Saved entries:

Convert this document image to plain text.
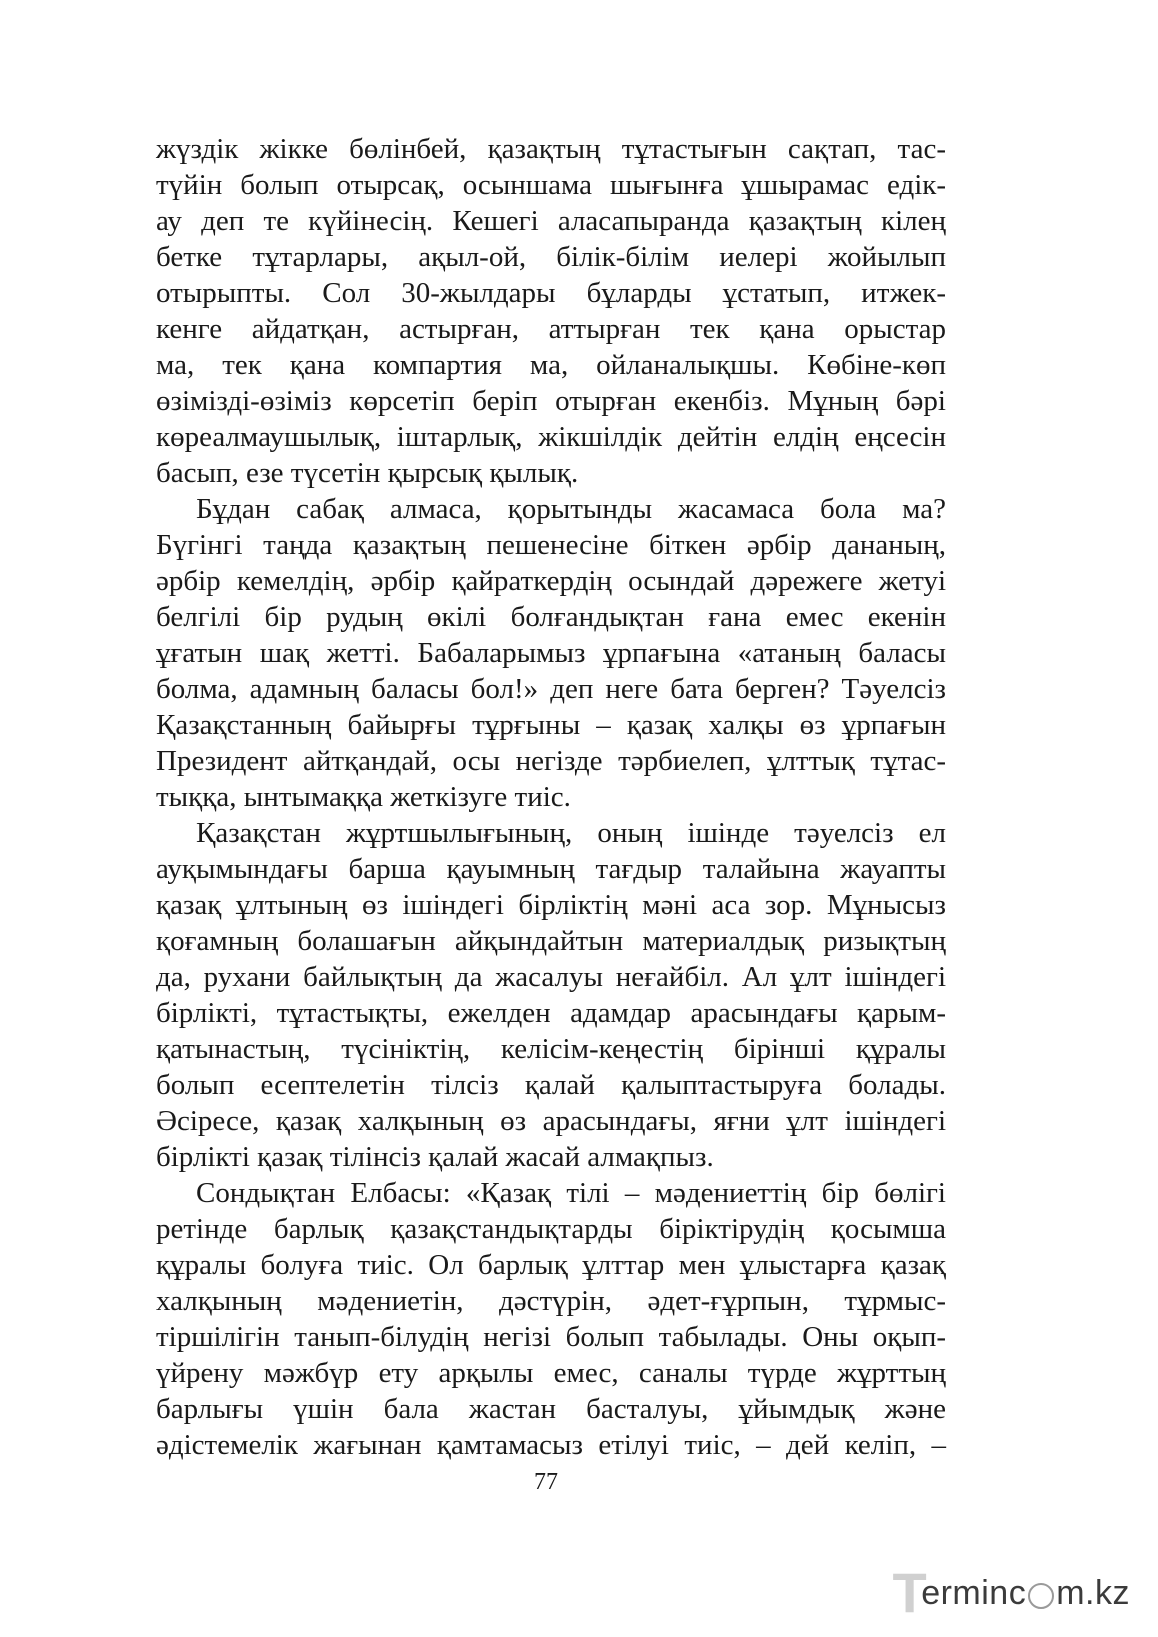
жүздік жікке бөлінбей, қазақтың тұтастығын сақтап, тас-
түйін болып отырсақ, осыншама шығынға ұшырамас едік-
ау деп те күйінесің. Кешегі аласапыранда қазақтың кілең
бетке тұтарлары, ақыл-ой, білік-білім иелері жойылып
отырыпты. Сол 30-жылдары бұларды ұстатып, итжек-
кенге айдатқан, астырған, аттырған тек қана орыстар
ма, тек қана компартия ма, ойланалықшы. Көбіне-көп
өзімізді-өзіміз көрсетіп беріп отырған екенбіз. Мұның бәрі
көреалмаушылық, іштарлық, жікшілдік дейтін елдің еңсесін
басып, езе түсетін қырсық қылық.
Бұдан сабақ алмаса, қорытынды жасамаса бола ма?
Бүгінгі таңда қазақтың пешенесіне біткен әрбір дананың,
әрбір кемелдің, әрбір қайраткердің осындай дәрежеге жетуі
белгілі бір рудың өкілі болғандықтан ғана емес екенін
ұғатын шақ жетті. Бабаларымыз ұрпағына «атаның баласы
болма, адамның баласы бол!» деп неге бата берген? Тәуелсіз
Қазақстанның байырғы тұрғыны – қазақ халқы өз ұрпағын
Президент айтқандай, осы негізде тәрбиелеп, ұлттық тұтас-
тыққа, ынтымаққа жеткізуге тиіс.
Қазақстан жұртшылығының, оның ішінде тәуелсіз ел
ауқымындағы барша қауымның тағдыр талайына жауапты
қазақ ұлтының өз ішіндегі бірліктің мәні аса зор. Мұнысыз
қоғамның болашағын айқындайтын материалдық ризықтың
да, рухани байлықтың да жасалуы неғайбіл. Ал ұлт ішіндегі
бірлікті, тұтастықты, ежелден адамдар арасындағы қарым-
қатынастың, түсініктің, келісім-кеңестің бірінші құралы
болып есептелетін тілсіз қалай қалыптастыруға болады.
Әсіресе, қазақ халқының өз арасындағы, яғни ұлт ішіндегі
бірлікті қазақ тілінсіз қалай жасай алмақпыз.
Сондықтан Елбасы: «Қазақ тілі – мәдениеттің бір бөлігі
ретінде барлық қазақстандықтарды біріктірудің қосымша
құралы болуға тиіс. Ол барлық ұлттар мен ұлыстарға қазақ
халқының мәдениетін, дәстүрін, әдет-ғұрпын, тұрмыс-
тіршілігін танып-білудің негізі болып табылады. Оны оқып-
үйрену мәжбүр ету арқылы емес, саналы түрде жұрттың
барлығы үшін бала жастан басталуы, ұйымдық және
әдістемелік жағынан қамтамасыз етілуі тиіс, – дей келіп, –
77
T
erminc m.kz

Exercise objective :: All preceding records should be duplicated verbatim, images excepted.

Exercise output ::
Convert this document image to plain text.
жүздік жікке бөлінбей, қазақтың тұтастығын сақтап, тас-
түйін болып отырсақ, осыншама шығынға ұшырамас едік-
ау деп те күйінесің. Кешегі аласапыранда қазақтың кілең
бетке тұтарлары, ақыл-ой, білік-білім иелері жойылып
отырыпты. Сол 30-жылдары бұларды ұстатып, итжек-
кенге айдатқан, астырған, аттырған тек қана орыстар
ма, тек қана компартия ма, ойланалықшы. Көбіне-көп
өзімізді-өзіміз көрсетіп беріп отырған екенбіз. Мұның бәрі
көреалмаушылық, іштарлық, жікшілдік дейтін елдің еңсесін
басып, езе түсетін қырсық қылық.
Бұдан сабақ алмаса, қорытынды жасамаса бола ма?
Бүгінгі таңда қазақтың пешенесіне біткен әрбір дананың,
әрбір кемелдің, әрбір қайраткердің осындай дәрежеге жетуі
белгілі бір рудың өкілі болғандықтан ғана емес екенін
ұғатын шақ жетті. Бабаларымыз ұрпағына «атаның баласы
болма, адамның баласы бол!» деп неге бата берген? Тәуелсіз
Қазақстанның байырғы тұрғыны – қазақ халқы өз ұрпағын
Президент айтқандай, осы негізде тәрбиелеп, ұлттық тұтас-
тыққа, ынтымаққа жеткізуге тиіс.
Қазақстан жұртшылығының, оның ішінде тәуелсіз ел
ауқымындағы барша қауымның тағдыр талайына жауапты
қазақ ұлтының өз ішіндегі бірліктің мәні аса зор. Мұнысыз
қоғамның болашағын айқындайтын материалдық ризықтың
да, рухани байлықтың да жасалуы неғайбіл. Ал ұлт ішіндегі
бірлікті, тұтастықты, ежелден адамдар арасындағы қарым-
қатынастың, түсініктің, келісім-кеңестің бірінші құралы
болып есептелетін тілсіз қалай қалыптастыруға болады.
Әсіресе, қазақ халқының өз арасындағы, яғни ұлт ішіндегі
бірлікті қазақ тілінсіз қалай жасай алмақпыз.
Сондықтан Елбасы: «Қазақ тілі – мәдениеттің бір бөлігі
ретінде барлық қазақстандықтарды біріктірудің қосымша
құралы болуға тиіс. Ол барлық ұлттар мен ұлыстарға қазақ
халқының мәдениетін, дәстүрін, әдет-ғұрпын, тұрмыс-
тіршілігін танып-білудің негізі болып табылады. Оны оқып-
үйрену мәжбүр ету арқылы емес, саналы түрде жұрттың
барлығы үшін бала жастан басталуы, ұйымдық және
әдістемелік жағынан қамтамасыз етілуі тиіс, – дей келіп, –
77
T
erminc m.kz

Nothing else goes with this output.